[start of TEXT BLOCK]
The port adapter cable connected to each port determines the electrical interface type and mode of the port. The default mode of the ports is DCE, which allows you to perform a loopback test on any port without having to attach a port adapter cable. Although DCE is the default, there is no default clock rate set on the interfaces. When there is no cable attached to a port, the software actually identifies the port as Universal, Cable Unattached rather than either a DTE or DCE interface.
Following is an example of the show controller cbus command that shows an interface port (2/1/0) that has an EIA/TIA-232 DTE cable attached, and a second port (2/1/1) that does not have a cable attached:
Router# show controller cbus
slot2: VIP2, hw 2.1, sw 200.03, ccb 5800FF50, cmdq 48000090, vps 8192
software loaded from system
FLASH ROM version 255.255, VPLD version 20.1
4T HW Revision 121, SW Revision 216, Unresponsive 0
Interface 24- Serial2/1/0, electrical interface is RS-232 DTE
31 buffer RX queue threshold, 101 buffer TX queue limit, buffer size 1520
Transmitter delay is 0 microseconds
Interface 24- Serial2/1/1, electrical interface is Universal (cable unattached)
31 buffer RX queue threshold, 101 buffer TX queue limit, buffer size 1520
To change the electrical interface type or mode of a port online, you replace the serial adapter cable and use software commands to restart the interface and, if necessary, reconfigure the port for the new interface. At system startup or restart, the VIP2 polls the interfaces and determines the electrical interface type of each port (according to the type of port adapter cable attached). However, it does not necessarily repoll an interface when you change the adapter cable online. To ensure that the system recognizes the new interface type, shut down and reenable the interface after changing the cable.
[end of TEXT BLOCK]
[start of LISTING]
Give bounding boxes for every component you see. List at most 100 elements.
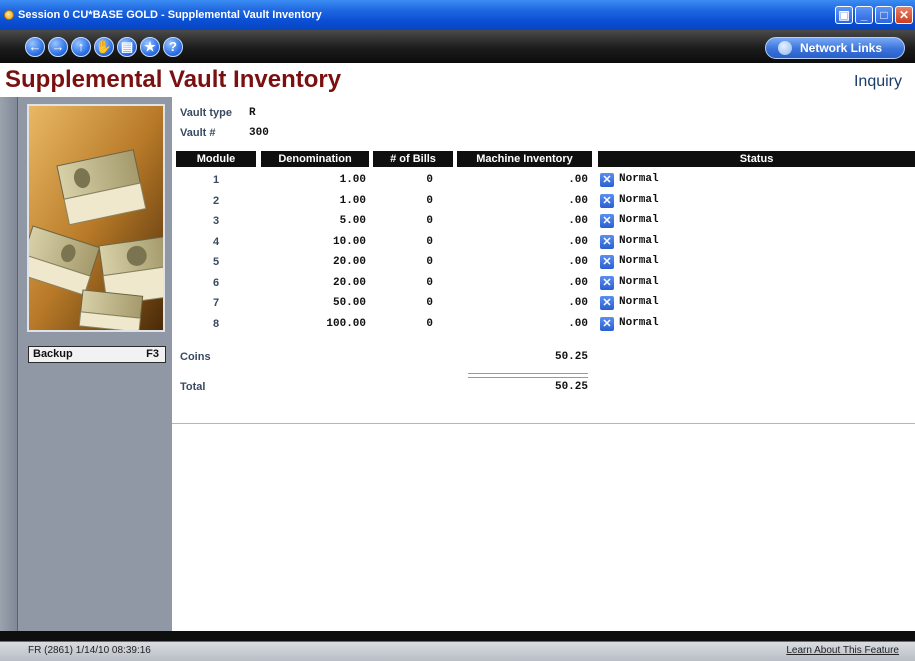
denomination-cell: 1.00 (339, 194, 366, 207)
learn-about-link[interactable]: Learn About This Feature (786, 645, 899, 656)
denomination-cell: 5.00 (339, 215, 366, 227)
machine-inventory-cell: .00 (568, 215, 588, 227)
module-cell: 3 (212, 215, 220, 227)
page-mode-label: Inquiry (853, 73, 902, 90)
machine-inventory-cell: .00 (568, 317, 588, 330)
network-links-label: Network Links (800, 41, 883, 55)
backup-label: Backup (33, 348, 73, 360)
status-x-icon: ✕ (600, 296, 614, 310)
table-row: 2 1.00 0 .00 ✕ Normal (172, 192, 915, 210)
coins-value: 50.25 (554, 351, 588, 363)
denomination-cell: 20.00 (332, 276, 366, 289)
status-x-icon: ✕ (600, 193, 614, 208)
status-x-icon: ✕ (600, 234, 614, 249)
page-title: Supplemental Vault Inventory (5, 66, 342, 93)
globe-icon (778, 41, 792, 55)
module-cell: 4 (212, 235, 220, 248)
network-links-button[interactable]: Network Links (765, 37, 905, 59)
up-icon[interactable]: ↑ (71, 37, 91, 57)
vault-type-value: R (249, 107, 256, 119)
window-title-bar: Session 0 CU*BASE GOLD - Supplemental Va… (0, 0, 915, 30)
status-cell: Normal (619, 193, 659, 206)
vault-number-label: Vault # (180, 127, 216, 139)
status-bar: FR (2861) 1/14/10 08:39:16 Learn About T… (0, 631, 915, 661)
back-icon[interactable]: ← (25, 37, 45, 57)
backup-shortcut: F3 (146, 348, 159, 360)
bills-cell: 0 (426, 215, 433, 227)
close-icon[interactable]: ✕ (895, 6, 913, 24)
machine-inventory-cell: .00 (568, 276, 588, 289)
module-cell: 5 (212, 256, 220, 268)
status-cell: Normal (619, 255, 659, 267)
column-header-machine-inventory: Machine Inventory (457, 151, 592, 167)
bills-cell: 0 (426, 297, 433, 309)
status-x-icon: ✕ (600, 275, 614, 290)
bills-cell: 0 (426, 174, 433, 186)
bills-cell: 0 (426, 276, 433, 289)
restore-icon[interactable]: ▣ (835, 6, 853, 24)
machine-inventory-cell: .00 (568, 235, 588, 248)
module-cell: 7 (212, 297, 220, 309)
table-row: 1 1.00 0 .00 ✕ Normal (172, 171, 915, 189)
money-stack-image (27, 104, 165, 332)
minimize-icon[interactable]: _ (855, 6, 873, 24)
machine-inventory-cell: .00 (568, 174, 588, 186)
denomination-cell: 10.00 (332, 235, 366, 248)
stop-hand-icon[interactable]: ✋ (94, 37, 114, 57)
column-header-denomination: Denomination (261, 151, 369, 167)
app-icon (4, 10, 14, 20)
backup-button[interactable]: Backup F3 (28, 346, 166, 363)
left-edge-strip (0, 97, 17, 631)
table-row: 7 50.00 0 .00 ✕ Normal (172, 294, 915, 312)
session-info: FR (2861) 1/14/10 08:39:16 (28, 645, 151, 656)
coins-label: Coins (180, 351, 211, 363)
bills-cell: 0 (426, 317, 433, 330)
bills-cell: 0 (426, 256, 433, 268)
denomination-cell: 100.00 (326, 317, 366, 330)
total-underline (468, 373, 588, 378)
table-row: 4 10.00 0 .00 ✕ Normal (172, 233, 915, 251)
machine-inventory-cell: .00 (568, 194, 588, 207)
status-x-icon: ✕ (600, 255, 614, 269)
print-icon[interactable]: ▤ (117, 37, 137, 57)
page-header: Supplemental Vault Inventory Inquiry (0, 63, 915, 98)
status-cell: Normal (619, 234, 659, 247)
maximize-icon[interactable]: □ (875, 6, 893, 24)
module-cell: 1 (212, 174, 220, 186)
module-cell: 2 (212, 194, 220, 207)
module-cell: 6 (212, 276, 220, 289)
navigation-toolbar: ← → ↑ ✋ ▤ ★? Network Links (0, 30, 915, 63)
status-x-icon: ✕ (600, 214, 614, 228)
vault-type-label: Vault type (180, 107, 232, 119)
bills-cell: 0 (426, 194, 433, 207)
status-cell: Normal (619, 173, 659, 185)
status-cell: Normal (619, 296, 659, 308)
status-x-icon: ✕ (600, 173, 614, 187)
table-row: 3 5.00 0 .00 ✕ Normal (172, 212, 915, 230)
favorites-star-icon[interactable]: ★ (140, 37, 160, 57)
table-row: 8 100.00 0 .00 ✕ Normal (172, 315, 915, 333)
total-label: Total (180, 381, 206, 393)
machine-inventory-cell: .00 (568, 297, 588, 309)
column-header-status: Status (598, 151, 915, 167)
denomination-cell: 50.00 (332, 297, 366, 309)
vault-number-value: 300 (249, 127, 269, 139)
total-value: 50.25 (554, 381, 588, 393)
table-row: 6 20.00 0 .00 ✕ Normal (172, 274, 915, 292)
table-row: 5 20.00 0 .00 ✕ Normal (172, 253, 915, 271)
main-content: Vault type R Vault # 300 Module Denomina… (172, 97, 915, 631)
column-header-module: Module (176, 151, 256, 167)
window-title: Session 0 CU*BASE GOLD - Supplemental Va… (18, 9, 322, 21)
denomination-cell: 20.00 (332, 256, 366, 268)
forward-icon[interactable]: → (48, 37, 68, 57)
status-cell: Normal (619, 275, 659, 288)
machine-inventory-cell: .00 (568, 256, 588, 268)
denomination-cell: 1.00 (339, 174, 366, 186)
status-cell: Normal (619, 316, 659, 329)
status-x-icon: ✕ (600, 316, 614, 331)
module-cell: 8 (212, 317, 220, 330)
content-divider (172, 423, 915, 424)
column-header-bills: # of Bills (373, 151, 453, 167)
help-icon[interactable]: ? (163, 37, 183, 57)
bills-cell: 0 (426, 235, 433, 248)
[end of LISTING]
• TASK TO COMPLETE
Could you return everything from "The port adapter" down to "or DCE interface." in the serial port text? The lines are separate material and have nothing to do with the serial port text.

• REPLY
The port adapter cable connected to each port determines the electrical interface type and mode of the port. The default mode of the ports is DCE, which allows you to perform a loopback test on any port without having to attach a port adapter cable. Although DCE is the default, there is no default clock rate set on the interfaces. When there is no cable attached to a port, the software actually identifies the port as Universal, Cable Unattached rather than either a DTE or DCE interface.